INSTRUCTION: Omit every picture and output the rest of the records exactly as they are.

══════════════════════════════

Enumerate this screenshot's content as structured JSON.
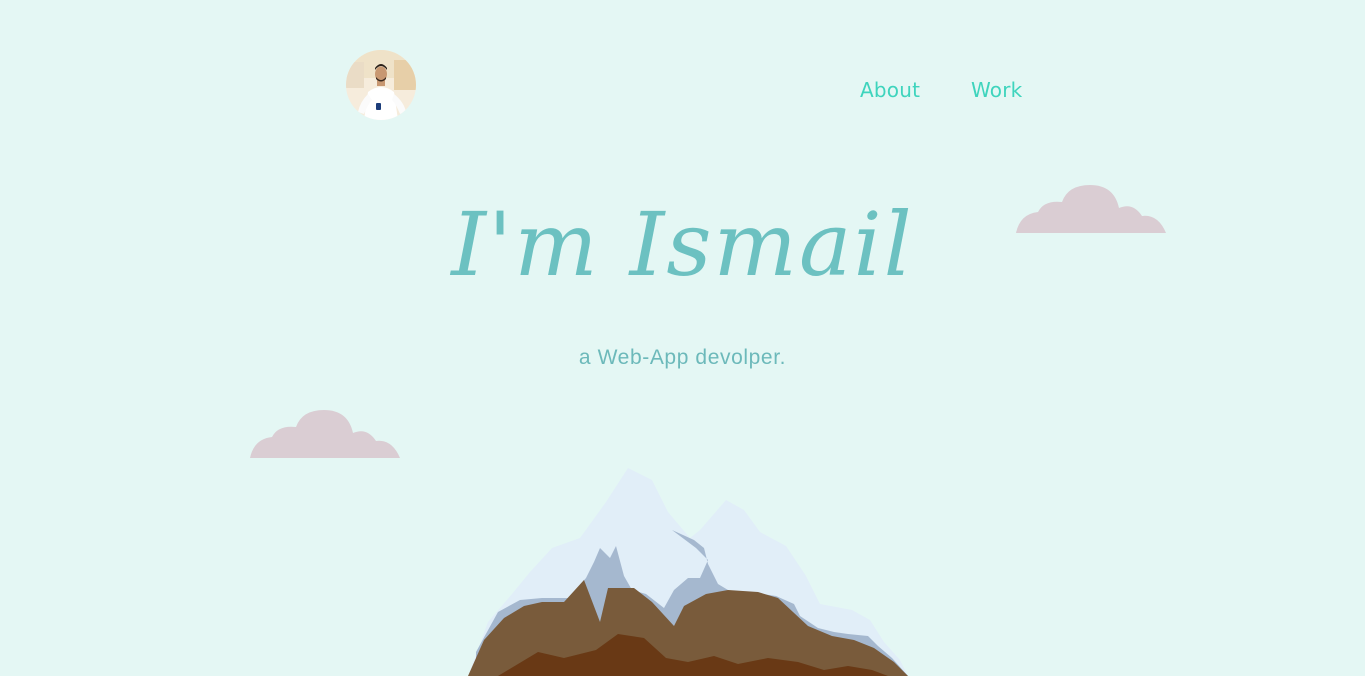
{
  "header": {
    "avatar_alt": "Profile photo",
    "nav": [
      {
        "label": "About"
      },
      {
        "label": "Work"
      }
    ]
  },
  "hero": {
    "title": "I'm Ismail",
    "subtitle": "a Web-App devolper."
  },
  "colors": {
    "background": "#e4f7f4",
    "accent_nav": "#3ed4bd",
    "title": "#6cc1c1",
    "subtitle": "#6cb9ba",
    "cloud": "#dacdd3",
    "snow": "#e1eef8",
    "snow_shadow": "#a5b8cf",
    "rock": "#795b3b",
    "rock_dark": "#693915"
  },
  "icons": {
    "clouds": "cloud-icon",
    "mountain": "mountain-illustration"
  }
}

══════════════════════════════

ANSWER:
Enumerate this screenshot's content as structured JSON.
{
  "header": {
    "avatar_alt": "Profile photo",
    "nav": [
      {
        "label": "About"
      },
      {
        "label": "Work"
      }
    ]
  },
  "hero": {
    "title": "I'm Ismail",
    "subtitle": "a Web-App devolper."
  },
  "colors": {
    "background": "#e4f7f4",
    "accent_nav": "#3ed4bd",
    "title": "#6cc1c1",
    "subtitle": "#6cb9ba",
    "cloud": "#dacdd3",
    "snow": "#e1eef8",
    "snow_shadow": "#a5b8cf",
    "rock": "#795b3b",
    "rock_dark": "#693915"
  },
  "icons": {
    "clouds": "cloud-icon",
    "mountain": "mountain-illustration"
  }
}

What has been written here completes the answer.